INSTRUCTIONS TO FOLLOW:
Output every entry exactly as given.

Figure content listings:

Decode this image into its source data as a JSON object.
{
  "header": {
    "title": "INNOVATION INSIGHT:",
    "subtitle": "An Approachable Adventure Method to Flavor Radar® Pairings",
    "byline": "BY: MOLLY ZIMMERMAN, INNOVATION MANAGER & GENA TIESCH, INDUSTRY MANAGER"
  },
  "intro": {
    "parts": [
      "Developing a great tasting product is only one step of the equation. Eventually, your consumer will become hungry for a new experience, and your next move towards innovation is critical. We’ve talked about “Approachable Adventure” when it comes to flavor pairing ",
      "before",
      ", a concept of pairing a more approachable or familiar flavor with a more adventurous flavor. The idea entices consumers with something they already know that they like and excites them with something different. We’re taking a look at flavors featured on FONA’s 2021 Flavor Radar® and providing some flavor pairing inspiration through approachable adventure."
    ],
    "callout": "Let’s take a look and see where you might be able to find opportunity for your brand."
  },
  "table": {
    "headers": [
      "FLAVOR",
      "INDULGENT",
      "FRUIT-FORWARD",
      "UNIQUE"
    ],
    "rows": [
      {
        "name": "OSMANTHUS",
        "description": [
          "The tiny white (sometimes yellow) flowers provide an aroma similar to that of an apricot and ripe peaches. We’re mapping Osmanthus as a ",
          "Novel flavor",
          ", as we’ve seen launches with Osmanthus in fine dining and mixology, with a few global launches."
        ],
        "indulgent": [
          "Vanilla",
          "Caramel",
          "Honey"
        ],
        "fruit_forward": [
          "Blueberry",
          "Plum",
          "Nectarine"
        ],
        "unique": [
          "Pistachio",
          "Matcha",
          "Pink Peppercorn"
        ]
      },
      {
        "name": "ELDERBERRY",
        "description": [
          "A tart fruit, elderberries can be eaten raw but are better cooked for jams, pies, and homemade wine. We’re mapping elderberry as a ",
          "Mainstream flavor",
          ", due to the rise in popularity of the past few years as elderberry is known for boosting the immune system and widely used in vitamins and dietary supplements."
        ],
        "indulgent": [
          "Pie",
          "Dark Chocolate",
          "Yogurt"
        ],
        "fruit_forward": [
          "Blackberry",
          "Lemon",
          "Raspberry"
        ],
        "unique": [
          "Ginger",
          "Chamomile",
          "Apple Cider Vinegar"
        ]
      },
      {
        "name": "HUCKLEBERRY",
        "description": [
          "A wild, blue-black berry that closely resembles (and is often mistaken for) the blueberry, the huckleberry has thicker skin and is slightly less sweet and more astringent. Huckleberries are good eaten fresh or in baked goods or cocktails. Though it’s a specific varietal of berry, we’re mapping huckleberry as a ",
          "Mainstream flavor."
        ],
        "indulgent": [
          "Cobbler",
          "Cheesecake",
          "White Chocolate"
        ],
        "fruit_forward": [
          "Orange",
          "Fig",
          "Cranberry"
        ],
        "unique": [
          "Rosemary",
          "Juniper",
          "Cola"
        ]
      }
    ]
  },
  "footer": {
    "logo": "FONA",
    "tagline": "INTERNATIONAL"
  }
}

EXERCISE RESPONSE:
Decode this image into its source data as a JSON object.
{
  "header": {
    "title": "INNOVATION INSIGHT:",
    "subtitle": "An Approachable Adventure Method to Flavor Radar® Pairings",
    "byline": "BY: MOLLY ZIMMERMAN, INNOVATION MANAGER & GENA TIESCH, INDUSTRY MANAGER"
  },
  "intro": {
    "parts": [
      "Developing a great tasting product is only one step of the equation. Eventually, your consumer will become hungry for a new experience, and your next move towards innovation is critical. We’ve talked about “Approachable Adventure” when it comes to flavor pairing ",
      "before",
      ", a concept of pairing a more approachable or familiar flavor with a more adventurous flavor. The idea entices consumers with something they already know that they like and excites them with something different. We’re taking a look at flavors featured on FONA’s 2021 Flavor Radar® and providing some flavor pairing inspiration through approachable adventure."
    ],
    "callout": "Let’s take a look and see where you might be able to find opportunity for your brand."
  },
  "table": {
    "headers": [
      "FLAVOR",
      "INDULGENT",
      "FRUIT-FORWARD",
      "UNIQUE"
    ],
    "rows": [
      {
        "name": "OSMANTHUS",
        "description": [
          "The tiny white (sometimes yellow) flowers provide an aroma similar to that of an apricot and ripe peaches. We’re mapping Osmanthus as a ",
          "Novel flavor",
          ", as we’ve seen launches with Osmanthus in fine dining and mixology, with a few global launches."
        ],
        "indulgent": [
          "Vanilla",
          "Caramel",
          "Honey"
        ],
        "fruit_forward": [
          "Blueberry",
          "Plum",
          "Nectarine"
        ],
        "unique": [
          "Pistachio",
          "Matcha",
          "Pink Peppercorn"
        ]
      },
      {
        "name": "ELDERBERRY",
        "description": [
          "A tart fruit, elderberries can be eaten raw but are better cooked for jams, pies, and homemade wine. We’re mapping elderberry as a ",
          "Mainstream flavor",
          ", due to the rise in popularity of the past few years as elderberry is known for boosting the immune system and widely used in vitamins and dietary supplements."
        ],
        "indulgent": [
          "Pie",
          "Dark Chocolate",
          "Yogurt"
        ],
        "fruit_forward": [
          "Blackberry",
          "Lemon",
          "Raspberry"
        ],
        "unique": [
          "Ginger",
          "Chamomile",
          "Apple Cider Vinegar"
        ]
      },
      {
        "name": "HUCKLEBERRY",
        "description": [
          "A wild, blue-black berry that closely resembles (and is often mistaken for) the blueberry, the huckleberry has thicker skin and is slightly less sweet and more astringent. Huckleberries are good eaten fresh or in baked goods or cocktails. Though it’s a specific varietal of berry, we’re mapping huckleberry as a ",
          "Mainstream flavor."
        ],
        "indulgent": [
          "Cobbler",
          "Cheesecake",
          "White Chocolate"
        ],
        "fruit_forward": [
          "Orange",
          "Fig",
          "Cranberry"
        ],
        "unique": [
          "Rosemary",
          "Juniper",
          "Cola"
        ]
      }
    ]
  },
  "footer": {
    "logo": "FONA",
    "tagline": "INTERNATIONAL"
  }
}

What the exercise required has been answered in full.